— Start Material for this exercise —
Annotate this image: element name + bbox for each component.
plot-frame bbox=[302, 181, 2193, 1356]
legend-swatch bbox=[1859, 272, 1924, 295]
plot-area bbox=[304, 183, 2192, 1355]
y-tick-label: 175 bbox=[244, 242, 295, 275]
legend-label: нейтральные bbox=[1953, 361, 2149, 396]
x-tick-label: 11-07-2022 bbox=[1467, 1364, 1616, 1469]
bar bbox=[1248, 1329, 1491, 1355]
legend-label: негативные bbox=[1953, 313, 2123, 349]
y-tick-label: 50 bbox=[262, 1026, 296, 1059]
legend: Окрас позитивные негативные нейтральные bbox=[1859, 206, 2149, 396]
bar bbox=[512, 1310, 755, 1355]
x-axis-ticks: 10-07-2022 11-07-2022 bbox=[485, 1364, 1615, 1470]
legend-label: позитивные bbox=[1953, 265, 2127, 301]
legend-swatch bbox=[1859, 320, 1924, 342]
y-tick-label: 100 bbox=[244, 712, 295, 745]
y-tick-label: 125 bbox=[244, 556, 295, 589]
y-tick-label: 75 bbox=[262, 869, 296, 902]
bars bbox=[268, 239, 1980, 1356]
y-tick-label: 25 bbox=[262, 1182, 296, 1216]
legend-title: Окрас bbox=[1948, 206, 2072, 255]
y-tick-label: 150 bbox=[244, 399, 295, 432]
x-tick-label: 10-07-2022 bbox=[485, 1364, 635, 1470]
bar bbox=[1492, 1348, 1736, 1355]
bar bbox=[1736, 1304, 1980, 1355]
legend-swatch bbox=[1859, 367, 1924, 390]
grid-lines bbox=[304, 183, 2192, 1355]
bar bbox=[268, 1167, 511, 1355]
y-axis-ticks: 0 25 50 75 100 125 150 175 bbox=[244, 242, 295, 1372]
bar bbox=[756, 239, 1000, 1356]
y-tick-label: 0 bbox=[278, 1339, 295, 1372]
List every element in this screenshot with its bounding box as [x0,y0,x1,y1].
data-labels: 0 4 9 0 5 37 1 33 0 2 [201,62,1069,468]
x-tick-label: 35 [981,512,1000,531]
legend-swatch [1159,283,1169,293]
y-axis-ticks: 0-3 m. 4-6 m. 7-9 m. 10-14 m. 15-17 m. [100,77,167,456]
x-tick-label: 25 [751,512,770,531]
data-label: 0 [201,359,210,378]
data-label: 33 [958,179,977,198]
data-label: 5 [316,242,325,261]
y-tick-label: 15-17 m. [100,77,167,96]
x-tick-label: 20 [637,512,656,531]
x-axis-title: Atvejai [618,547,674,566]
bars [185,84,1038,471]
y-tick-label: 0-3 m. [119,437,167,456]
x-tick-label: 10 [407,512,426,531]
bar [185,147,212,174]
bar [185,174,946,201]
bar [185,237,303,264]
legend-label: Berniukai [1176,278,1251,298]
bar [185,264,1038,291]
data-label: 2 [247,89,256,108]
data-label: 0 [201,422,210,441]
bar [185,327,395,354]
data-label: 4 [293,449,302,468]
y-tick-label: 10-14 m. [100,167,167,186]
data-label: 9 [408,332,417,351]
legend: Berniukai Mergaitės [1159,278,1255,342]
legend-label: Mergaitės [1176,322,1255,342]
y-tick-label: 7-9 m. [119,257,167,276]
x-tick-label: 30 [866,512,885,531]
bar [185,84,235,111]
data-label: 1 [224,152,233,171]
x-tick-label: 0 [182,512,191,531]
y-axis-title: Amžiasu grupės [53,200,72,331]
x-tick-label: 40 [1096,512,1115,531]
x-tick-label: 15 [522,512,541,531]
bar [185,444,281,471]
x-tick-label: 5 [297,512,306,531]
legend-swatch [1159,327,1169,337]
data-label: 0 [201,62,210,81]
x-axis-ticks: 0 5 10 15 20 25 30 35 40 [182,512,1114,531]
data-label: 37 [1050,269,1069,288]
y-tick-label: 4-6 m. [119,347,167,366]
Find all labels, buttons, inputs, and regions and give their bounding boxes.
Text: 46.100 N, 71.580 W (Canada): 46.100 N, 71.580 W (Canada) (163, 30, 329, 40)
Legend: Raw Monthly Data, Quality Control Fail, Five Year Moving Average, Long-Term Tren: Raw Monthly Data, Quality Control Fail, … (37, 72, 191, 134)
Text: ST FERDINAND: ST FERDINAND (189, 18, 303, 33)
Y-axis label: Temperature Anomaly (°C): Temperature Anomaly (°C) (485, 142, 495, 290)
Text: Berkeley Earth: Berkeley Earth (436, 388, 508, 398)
— End Material for this exercise —
Stated exercise:
Give every line of the records from the first line through the line containing "bar bbox=[512, 1310, 755, 1355]" as a Markdown table. Use a column Row for the line's number and a column Entry for the line itself, and leave out blank lines.

Written answer:
| Row | Entry |
|---|---|
| 1 | Annotate this image: element name + bbox for each component. |
| 2 | plot-frame bbox=[302, 181, 2193, 1356] |
| 3 | legend-swatch bbox=[1859, 272, 1924, 295] |
| 4 | plot-area bbox=[304, 183, 2192, 1355] |
| 5 | y-tick-label: 175 bbox=[244, 242, 295, 275] |
| 6 | legend-label: нейтральные bbox=[1953, 361, 2149, 396] |
| 7 | x-tick-label: 11-07-2022 bbox=[1467, 1364, 1616, 1469] |
| 8 | bar bbox=[1248, 1329, 1491, 1355] |
| 9 | legend-label: негативные bbox=[1953, 313, 2123, 349] |
| 10 | y-tick-label: 50 bbox=[262, 1026, 296, 1059] |
| 11 | legend: Окрас позитивные негативные нейтральные bbox=[1859, 206, 2149, 396] |
| 12 | bar bbox=[512, 1310, 755, 1355] |